→ **SET EXERCISE**: Reproduce all entries verbatim, with nothing added or dropped.

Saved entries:

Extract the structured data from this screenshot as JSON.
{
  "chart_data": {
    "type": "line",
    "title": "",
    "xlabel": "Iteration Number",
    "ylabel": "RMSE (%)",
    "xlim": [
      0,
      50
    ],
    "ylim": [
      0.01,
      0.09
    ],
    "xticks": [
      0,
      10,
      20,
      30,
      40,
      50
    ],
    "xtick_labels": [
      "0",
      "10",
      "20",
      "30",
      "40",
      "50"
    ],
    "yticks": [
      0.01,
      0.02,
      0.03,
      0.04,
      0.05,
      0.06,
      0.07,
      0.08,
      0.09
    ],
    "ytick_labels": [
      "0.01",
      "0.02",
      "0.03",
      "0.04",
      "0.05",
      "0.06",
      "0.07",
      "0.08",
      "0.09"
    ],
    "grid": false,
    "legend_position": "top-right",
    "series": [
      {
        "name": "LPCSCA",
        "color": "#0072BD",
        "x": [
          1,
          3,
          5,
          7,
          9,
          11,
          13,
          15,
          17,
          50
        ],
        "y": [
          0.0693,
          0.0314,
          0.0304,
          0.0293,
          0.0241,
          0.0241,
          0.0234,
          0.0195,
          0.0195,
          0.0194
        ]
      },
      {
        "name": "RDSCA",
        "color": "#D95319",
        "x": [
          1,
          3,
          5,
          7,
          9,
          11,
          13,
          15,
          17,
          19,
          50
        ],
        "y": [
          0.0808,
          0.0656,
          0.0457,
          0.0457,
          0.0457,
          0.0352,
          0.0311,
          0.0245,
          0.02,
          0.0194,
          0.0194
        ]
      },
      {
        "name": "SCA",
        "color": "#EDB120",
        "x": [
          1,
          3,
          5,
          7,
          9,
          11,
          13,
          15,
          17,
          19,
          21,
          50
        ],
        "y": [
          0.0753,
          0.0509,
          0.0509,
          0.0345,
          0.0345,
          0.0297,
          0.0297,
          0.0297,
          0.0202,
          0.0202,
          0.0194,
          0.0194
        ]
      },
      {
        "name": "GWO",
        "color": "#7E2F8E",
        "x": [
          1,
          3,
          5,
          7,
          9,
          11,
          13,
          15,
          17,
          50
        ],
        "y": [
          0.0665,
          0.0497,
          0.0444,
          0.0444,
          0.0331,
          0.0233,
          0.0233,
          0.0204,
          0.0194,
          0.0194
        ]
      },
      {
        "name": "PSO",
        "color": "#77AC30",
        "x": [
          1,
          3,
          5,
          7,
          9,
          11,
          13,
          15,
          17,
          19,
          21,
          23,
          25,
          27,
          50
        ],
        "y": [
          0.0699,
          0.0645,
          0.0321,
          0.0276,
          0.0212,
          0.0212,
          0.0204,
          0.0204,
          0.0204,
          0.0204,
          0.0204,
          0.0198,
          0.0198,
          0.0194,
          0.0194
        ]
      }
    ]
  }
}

→ **THE OUTPUT**:
Extract the structured data from this screenshot as JSON.
{
  "chart_data": {
    "type": "line",
    "title": "",
    "xlabel": "Iteration Number",
    "ylabel": "RMSE (%)",
    "xlim": [
      0,
      50
    ],
    "ylim": [
      0.01,
      0.09
    ],
    "xticks": [
      0,
      10,
      20,
      30,
      40,
      50
    ],
    "xtick_labels": [
      "0",
      "10",
      "20",
      "30",
      "40",
      "50"
    ],
    "yticks": [
      0.01,
      0.02,
      0.03,
      0.04,
      0.05,
      0.06,
      0.07,
      0.08,
      0.09
    ],
    "ytick_labels": [
      "0.01",
      "0.02",
      "0.03",
      "0.04",
      "0.05",
      "0.06",
      "0.07",
      "0.08",
      "0.09"
    ],
    "grid": false,
    "legend_position": "top-right",
    "series": [
      {
        "name": "LPCSCA",
        "color": "#0072BD",
        "x": [
          1,
          3,
          5,
          7,
          9,
          11,
          13,
          15,
          17,
          50
        ],
        "y": [
          0.0693,
          0.0314,
          0.0304,
          0.0293,
          0.0241,
          0.0241,
          0.0234,
          0.0195,
          0.0195,
          0.0194
        ]
      },
      {
        "name": "RDSCA",
        "color": "#D95319",
        "x": [
          1,
          3,
          5,
          7,
          9,
          11,
          13,
          15,
          17,
          19,
          50
        ],
        "y": [
          0.0808,
          0.0656,
          0.0457,
          0.0457,
          0.0457,
          0.0352,
          0.0311,
          0.0245,
          0.02,
          0.0194,
          0.0194
        ]
      },
      {
        "name": "SCA",
        "color": "#EDB120",
        "x": [
          1,
          3,
          5,
          7,
          9,
          11,
          13,
          15,
          17,
          19,
          21,
          50
        ],
        "y": [
          0.0753,
          0.0509,
          0.0509,
          0.0345,
          0.0345,
          0.0297,
          0.0297,
          0.0297,
          0.0202,
          0.0202,
          0.0194,
          0.0194
        ]
      },
      {
        "name": "GWO",
        "color": "#7E2F8E",
        "x": [
          1,
          3,
          5,
          7,
          9,
          11,
          13,
          15,
          17,
          50
        ],
        "y": [
          0.0665,
          0.0497,
          0.0444,
          0.0444,
          0.0331,
          0.0233,
          0.0233,
          0.0204,
          0.0194,
          0.0194
        ]
      },
      {
        "name": "PSO",
        "color": "#77AC30",
        "x": [
          1,
          3,
          5,
          7,
          9,
          11,
          13,
          15,
          17,
          19,
          21,
          23,
          25,
          27,
          50
        ],
        "y": [
          0.0699,
          0.0645,
          0.0321,
          0.0276,
          0.0212,
          0.0212,
          0.0204,
          0.0204,
          0.0204,
          0.0204,
          0.0204,
          0.0198,
          0.0198,
          0.0194,
          0.0194
        ]
      }
    ]
  }
}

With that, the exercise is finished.